Search the material below for the word "name". Copy every line that has it.

### Exercise inputs ###

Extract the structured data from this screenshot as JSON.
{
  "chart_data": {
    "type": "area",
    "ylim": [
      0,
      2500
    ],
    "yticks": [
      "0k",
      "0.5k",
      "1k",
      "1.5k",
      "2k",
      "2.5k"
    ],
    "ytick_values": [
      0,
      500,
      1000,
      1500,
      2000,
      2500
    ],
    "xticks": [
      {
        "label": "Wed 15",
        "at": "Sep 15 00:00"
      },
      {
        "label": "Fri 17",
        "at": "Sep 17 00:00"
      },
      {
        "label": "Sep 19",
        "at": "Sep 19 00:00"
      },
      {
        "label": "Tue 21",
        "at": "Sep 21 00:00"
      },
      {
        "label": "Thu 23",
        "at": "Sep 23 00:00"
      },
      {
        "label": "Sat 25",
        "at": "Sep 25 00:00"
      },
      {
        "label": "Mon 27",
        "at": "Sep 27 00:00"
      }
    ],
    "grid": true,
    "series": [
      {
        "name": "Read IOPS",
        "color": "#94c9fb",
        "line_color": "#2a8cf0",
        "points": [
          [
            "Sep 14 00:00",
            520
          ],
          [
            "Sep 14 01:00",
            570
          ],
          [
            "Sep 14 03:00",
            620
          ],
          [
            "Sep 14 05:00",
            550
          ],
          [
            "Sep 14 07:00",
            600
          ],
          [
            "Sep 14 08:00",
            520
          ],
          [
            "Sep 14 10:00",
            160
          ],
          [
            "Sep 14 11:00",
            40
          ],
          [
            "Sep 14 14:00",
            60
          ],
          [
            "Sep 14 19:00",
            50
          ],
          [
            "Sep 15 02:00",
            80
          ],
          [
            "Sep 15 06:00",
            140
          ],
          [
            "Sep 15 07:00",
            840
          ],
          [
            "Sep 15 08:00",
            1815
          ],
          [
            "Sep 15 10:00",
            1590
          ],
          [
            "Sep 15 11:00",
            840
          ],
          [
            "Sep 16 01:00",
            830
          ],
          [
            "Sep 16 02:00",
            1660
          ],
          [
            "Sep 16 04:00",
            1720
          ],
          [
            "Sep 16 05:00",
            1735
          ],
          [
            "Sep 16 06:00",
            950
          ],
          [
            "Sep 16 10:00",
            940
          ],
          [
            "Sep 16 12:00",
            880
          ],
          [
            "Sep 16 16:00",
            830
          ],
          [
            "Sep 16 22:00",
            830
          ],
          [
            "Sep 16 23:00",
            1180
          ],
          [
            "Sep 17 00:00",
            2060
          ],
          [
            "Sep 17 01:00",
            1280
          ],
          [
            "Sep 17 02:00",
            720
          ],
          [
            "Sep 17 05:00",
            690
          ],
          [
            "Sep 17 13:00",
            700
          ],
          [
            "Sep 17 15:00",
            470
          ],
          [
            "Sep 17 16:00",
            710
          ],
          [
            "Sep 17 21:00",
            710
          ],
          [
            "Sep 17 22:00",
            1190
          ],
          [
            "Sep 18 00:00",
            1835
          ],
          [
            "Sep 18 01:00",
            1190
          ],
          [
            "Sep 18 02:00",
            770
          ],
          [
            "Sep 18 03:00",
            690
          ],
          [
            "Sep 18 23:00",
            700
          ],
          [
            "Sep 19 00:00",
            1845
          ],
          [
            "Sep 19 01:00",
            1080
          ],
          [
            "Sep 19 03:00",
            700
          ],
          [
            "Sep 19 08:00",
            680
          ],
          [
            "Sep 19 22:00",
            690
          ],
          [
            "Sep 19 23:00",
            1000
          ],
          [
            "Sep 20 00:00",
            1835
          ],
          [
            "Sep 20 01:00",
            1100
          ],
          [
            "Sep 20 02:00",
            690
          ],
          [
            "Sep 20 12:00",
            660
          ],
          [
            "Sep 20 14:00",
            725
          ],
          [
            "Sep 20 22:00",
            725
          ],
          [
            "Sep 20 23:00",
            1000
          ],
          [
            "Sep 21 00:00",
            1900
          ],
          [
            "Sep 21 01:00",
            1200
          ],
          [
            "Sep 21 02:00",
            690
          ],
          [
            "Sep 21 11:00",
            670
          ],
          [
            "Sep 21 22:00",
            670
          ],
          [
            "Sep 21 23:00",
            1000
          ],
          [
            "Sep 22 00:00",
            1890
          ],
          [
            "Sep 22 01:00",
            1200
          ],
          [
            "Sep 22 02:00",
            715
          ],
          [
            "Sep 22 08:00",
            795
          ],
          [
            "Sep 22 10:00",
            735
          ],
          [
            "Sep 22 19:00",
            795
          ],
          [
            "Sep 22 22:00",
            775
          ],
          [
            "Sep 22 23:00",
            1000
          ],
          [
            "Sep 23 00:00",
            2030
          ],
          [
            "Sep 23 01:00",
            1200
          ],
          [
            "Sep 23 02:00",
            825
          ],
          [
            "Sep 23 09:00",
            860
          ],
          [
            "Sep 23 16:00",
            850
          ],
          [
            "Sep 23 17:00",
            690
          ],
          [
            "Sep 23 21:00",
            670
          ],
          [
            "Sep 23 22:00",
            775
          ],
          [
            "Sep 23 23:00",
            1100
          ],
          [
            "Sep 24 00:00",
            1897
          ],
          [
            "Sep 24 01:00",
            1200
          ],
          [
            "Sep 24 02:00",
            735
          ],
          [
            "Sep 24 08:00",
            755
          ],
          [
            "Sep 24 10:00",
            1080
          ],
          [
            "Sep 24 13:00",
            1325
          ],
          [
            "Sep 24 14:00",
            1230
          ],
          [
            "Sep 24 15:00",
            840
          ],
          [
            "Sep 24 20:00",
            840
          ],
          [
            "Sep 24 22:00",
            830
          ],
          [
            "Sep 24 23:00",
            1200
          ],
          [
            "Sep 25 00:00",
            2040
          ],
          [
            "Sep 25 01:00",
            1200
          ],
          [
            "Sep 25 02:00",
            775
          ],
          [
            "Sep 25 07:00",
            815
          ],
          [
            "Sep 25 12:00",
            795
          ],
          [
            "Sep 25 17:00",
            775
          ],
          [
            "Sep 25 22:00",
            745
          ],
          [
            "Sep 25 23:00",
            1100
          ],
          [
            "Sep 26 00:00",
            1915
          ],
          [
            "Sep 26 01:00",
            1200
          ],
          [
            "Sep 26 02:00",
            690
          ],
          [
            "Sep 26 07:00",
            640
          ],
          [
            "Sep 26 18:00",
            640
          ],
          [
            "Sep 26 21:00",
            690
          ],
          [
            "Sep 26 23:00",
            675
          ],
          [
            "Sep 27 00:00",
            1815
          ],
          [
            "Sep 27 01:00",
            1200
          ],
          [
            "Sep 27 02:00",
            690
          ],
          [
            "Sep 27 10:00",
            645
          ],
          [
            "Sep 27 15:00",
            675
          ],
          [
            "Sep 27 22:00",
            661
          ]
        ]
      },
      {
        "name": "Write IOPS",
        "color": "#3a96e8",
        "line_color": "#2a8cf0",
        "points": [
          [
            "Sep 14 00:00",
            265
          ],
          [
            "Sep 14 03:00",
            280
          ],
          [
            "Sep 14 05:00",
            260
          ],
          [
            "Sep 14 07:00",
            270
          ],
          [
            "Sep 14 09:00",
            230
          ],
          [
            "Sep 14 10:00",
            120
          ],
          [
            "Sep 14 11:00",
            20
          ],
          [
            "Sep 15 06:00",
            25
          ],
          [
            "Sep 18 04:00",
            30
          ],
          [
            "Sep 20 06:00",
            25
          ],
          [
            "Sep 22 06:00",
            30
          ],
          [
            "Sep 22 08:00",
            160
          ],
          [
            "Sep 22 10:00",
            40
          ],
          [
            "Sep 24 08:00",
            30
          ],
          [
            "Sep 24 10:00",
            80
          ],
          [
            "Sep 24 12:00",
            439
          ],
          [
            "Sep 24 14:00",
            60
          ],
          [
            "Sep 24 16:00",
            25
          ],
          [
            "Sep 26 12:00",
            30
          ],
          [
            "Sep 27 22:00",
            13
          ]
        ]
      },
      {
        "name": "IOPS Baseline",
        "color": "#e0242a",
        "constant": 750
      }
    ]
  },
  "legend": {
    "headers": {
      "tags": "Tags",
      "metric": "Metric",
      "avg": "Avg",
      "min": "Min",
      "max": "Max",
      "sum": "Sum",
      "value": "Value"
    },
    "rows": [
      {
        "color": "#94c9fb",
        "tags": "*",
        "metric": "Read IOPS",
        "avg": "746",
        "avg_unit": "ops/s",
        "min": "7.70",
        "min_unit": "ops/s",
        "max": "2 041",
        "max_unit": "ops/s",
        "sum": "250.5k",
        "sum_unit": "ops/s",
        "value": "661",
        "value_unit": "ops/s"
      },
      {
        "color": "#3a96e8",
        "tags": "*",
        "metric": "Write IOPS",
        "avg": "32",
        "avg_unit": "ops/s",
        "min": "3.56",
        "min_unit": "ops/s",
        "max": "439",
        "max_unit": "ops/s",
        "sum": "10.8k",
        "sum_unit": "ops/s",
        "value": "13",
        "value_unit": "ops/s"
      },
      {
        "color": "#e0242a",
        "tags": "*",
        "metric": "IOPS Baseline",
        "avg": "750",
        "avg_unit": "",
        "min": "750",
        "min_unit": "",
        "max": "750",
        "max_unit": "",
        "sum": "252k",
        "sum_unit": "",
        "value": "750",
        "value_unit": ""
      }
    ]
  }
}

###

> _Answer below_
        "name": "Read IOPS",
        "name": "Write IOPS",
        "name": "IOPS Baseline",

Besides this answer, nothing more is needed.